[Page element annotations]
——————
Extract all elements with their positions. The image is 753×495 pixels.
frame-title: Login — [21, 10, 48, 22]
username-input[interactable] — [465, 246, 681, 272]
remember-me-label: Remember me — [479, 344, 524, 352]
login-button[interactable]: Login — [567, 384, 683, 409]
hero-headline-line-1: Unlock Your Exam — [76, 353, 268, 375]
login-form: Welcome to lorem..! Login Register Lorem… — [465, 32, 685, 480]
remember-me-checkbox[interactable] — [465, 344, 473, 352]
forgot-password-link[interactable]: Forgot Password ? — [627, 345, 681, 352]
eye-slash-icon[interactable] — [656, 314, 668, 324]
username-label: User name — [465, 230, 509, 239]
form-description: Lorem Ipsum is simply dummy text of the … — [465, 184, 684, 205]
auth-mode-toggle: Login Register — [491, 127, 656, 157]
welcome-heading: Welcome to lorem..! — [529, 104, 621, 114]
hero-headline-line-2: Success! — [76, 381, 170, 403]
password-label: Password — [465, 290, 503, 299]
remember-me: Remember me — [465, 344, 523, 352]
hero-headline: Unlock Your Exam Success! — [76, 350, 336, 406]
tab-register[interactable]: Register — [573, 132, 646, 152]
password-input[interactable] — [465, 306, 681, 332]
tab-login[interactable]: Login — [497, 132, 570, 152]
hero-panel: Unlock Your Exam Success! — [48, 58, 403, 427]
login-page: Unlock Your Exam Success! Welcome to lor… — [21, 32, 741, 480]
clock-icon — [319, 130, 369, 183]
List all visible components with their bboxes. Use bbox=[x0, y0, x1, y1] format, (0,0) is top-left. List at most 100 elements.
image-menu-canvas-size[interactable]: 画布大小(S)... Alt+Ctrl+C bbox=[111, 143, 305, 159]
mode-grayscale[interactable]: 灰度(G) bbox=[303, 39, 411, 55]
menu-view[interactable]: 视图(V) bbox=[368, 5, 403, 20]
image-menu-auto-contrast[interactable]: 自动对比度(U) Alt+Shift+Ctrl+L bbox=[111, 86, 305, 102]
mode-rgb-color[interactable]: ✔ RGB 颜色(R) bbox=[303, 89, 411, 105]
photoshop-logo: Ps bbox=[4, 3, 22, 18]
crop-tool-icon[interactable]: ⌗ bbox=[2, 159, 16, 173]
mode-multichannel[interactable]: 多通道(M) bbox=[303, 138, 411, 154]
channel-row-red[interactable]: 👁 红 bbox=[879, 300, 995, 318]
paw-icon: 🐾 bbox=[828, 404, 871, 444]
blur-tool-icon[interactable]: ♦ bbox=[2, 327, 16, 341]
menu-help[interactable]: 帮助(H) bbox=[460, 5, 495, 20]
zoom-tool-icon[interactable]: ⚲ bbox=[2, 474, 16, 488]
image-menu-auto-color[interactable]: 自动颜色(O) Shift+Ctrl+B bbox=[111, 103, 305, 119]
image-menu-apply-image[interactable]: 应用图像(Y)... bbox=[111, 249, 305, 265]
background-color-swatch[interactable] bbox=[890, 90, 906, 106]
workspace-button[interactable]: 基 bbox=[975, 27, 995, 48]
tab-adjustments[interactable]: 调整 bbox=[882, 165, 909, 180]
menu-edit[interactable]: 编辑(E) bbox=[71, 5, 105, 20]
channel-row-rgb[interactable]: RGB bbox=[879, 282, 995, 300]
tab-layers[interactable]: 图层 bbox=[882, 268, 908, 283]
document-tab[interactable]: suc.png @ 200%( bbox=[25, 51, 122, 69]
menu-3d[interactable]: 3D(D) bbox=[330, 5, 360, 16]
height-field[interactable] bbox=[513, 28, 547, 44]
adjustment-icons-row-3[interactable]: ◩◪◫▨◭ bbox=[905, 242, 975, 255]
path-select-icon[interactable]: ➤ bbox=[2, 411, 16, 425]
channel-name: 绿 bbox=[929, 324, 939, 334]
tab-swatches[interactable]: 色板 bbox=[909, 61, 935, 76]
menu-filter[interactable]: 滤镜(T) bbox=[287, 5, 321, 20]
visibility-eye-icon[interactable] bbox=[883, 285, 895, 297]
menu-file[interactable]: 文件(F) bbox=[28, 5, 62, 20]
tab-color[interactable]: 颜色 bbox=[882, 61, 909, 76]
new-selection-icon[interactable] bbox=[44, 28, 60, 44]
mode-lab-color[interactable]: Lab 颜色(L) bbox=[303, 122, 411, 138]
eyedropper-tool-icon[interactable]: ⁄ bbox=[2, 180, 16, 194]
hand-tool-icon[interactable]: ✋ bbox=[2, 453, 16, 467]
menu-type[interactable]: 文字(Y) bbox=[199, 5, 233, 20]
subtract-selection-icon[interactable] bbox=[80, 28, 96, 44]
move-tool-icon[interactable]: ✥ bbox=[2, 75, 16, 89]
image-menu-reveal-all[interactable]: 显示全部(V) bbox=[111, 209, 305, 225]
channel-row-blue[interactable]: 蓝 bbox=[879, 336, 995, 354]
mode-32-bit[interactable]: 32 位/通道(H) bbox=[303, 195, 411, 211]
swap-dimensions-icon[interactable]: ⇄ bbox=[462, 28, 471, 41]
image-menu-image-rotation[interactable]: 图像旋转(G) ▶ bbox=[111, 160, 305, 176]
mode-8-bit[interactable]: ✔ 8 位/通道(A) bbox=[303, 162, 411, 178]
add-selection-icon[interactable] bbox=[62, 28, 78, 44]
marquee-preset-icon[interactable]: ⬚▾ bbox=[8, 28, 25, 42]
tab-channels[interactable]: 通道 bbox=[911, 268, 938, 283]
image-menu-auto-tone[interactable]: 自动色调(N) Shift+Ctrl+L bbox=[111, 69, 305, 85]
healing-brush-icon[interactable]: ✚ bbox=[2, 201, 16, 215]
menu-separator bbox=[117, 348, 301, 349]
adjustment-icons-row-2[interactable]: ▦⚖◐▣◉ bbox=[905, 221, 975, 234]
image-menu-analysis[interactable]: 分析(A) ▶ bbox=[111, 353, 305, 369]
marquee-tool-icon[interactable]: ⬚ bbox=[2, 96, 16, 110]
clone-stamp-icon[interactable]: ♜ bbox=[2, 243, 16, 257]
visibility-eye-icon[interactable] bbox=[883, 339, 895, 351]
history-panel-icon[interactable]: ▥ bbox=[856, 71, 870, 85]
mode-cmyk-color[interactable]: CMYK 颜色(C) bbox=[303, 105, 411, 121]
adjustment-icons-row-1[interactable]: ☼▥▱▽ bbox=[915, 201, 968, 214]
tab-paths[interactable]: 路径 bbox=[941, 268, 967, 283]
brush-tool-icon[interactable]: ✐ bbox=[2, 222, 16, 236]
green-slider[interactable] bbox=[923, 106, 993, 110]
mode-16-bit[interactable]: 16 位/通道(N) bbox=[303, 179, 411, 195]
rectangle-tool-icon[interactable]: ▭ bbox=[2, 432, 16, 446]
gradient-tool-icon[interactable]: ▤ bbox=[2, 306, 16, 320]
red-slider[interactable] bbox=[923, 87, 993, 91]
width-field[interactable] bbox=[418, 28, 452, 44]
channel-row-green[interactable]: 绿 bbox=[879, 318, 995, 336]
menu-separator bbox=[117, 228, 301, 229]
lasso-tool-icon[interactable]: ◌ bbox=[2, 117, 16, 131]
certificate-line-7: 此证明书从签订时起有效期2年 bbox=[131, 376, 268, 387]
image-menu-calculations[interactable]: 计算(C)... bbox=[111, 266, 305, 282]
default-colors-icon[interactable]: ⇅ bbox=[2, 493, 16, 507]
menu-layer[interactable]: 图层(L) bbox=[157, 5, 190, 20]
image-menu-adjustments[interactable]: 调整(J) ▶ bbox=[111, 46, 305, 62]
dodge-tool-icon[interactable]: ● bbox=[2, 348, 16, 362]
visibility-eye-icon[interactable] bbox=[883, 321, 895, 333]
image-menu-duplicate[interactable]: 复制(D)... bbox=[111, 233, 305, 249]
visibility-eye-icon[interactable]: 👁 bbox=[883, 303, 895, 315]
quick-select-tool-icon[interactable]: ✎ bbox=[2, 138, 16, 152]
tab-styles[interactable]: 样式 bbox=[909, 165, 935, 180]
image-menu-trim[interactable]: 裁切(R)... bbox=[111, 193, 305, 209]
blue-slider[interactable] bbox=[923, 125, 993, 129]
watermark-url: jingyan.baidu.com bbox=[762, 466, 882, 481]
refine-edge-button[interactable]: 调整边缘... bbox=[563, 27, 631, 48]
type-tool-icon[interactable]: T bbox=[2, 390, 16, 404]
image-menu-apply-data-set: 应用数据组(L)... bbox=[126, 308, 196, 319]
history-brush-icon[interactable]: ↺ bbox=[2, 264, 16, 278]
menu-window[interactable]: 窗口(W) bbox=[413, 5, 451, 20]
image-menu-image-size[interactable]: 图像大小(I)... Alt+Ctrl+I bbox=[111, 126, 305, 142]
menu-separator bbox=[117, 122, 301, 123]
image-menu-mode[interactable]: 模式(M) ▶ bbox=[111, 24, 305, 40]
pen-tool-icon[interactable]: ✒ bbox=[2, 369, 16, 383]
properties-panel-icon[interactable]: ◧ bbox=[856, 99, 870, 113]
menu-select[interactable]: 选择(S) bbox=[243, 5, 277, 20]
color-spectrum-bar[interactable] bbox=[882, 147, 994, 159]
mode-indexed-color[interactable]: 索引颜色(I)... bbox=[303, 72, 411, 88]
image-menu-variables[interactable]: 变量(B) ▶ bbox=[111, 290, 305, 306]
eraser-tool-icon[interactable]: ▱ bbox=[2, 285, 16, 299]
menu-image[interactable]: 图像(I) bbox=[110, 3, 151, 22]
——————
What is being asked: Reproduce the material line for line, from its first line through the line that contains "remember-me-label: Remember me", including that line.

Answer:
Extract all elements with their positions. The image is 753×495 pixels.
frame-title: Login — [21, 10, 48, 22]
username-input[interactable] — [465, 246, 681, 272]
remember-me-label: Remember me — [479, 344, 524, 352]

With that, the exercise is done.